▸ Exercise directions
Copy out all lines carrying the word "如图所示".
━━━━━━
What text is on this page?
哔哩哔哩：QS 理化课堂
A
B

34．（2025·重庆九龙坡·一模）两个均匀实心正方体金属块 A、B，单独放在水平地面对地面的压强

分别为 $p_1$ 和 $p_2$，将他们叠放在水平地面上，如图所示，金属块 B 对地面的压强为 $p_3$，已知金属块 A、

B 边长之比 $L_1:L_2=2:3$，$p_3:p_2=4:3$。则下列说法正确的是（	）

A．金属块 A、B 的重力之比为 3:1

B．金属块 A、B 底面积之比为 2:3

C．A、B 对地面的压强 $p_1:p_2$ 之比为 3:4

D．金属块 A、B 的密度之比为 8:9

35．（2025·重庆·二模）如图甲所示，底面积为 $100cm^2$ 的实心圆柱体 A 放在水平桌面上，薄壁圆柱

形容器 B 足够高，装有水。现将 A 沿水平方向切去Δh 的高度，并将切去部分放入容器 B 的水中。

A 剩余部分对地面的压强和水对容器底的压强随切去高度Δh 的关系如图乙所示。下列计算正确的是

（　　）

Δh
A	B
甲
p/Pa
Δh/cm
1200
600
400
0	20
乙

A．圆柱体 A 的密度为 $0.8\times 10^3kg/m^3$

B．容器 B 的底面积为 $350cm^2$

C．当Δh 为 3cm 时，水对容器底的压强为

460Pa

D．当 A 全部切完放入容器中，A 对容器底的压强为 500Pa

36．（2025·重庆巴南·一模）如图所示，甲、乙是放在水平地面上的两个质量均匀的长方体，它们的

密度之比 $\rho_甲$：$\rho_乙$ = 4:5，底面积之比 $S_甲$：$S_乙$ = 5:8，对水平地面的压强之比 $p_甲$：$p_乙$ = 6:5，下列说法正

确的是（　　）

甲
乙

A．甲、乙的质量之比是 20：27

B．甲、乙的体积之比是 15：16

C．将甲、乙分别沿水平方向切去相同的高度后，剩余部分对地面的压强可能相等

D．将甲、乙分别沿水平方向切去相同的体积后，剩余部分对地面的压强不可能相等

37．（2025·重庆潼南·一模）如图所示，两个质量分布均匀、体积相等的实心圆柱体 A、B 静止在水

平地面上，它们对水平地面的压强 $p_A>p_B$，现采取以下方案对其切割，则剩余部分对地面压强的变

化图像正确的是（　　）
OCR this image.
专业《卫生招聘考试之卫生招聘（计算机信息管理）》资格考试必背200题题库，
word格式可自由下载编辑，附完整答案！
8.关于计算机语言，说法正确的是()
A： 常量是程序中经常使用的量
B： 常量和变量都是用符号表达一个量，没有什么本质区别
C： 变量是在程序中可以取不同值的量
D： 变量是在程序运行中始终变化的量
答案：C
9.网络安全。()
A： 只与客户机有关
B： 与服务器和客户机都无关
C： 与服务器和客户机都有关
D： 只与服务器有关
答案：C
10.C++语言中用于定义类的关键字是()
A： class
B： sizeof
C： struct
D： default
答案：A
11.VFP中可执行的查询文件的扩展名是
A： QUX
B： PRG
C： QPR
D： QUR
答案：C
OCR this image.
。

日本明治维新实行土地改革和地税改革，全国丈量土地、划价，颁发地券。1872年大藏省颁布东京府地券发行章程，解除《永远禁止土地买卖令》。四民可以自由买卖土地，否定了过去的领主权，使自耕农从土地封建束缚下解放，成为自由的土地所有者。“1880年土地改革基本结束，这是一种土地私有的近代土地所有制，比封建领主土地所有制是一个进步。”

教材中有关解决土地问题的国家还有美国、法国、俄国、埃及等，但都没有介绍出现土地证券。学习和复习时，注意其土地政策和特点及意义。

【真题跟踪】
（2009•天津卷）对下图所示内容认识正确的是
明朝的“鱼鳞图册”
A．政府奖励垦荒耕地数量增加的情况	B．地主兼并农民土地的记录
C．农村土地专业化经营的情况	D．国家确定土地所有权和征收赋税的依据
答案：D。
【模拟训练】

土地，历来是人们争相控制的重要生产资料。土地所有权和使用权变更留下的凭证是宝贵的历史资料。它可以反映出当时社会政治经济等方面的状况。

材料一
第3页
━━━━━━
▸ Output for this task
分别为 $p_1$ 和 $p_2$，将他们叠放在水平地面上，如图所示，金属块 B 对地面的压强为 $p_3$，已知金属块 A、
36．（2025·重庆巴南·一模）如图所示，甲、乙是放在水平地面上的两个质量均匀的长方体，它们的
37．（2025·重庆潼南·一模）如图所示，两个质量分布均匀、体积相等的实心圆柱体 A、B 静止在水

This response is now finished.